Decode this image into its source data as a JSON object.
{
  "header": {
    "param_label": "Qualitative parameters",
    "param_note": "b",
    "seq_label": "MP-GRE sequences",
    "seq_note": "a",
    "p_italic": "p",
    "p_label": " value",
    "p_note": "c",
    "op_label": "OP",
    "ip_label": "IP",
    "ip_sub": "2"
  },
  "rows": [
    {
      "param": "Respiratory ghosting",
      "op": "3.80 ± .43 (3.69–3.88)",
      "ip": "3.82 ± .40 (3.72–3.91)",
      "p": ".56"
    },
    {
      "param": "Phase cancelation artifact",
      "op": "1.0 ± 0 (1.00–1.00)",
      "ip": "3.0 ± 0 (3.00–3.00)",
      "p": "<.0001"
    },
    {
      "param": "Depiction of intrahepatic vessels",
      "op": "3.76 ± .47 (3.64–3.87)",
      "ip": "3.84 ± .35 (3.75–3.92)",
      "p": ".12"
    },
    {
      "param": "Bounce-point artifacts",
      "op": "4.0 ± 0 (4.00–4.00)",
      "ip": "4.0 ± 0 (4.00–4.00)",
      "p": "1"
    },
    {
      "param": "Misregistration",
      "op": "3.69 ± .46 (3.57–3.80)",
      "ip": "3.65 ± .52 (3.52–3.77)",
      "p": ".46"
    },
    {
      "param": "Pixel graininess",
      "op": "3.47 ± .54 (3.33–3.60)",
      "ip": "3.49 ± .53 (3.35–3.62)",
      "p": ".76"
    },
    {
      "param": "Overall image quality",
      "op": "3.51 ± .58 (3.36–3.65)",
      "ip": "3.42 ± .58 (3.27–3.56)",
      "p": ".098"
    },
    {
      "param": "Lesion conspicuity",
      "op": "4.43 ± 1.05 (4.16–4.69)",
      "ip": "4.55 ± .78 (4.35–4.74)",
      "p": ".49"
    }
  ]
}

• • • • • • •

Make a verbatim copy of every entry shown above.

# Result of this exercise
Decode this image into its source data as a JSON object.
{
  "header": {
    "param_label": "Qualitative parameters",
    "param_note": "b",
    "seq_label": "MP-GRE sequences",
    "seq_note": "a",
    "p_italic": "p",
    "p_label": " value",
    "p_note": "c",
    "op_label": "OP",
    "ip_label": "IP",
    "ip_sub": "2"
  },
  "rows": [
    {
      "param": "Respiratory ghosting",
      "op": "3.80 ± .43 (3.69–3.88)",
      "ip": "3.82 ± .40 (3.72–3.91)",
      "p": ".56"
    },
    {
      "param": "Phase cancelation artifact",
      "op": "1.0 ± 0 (1.00–1.00)",
      "ip": "3.0 ± 0 (3.00–3.00)",
      "p": "<.0001"
    },
    {
      "param": "Depiction of intrahepatic vessels",
      "op": "3.76 ± .47 (3.64–3.87)",
      "ip": "3.84 ± .35 (3.75–3.92)",
      "p": ".12"
    },
    {
      "param": "Bounce-point artifacts",
      "op": "4.0 ± 0 (4.00–4.00)",
      "ip": "4.0 ± 0 (4.00–4.00)",
      "p": "1"
    },
    {
      "param": "Misregistration",
      "op": "3.69 ± .46 (3.57–3.80)",
      "ip": "3.65 ± .52 (3.52–3.77)",
      "p": ".46"
    },
    {
      "param": "Pixel graininess",
      "op": "3.47 ± .54 (3.33–3.60)",
      "ip": "3.49 ± .53 (3.35–3.62)",
      "p": ".76"
    },
    {
      "param": "Overall image quality",
      "op": "3.51 ± .58 (3.36–3.65)",
      "ip": "3.42 ± .58 (3.27–3.56)",
      "p": ".098"
    },
    {
      "param": "Lesion conspicuity",
      "op": "4.43 ± 1.05 (4.16–4.69)",
      "ip": "4.55 ± .78 (4.35–4.74)",
      "p": ".49"
    }
  ]
}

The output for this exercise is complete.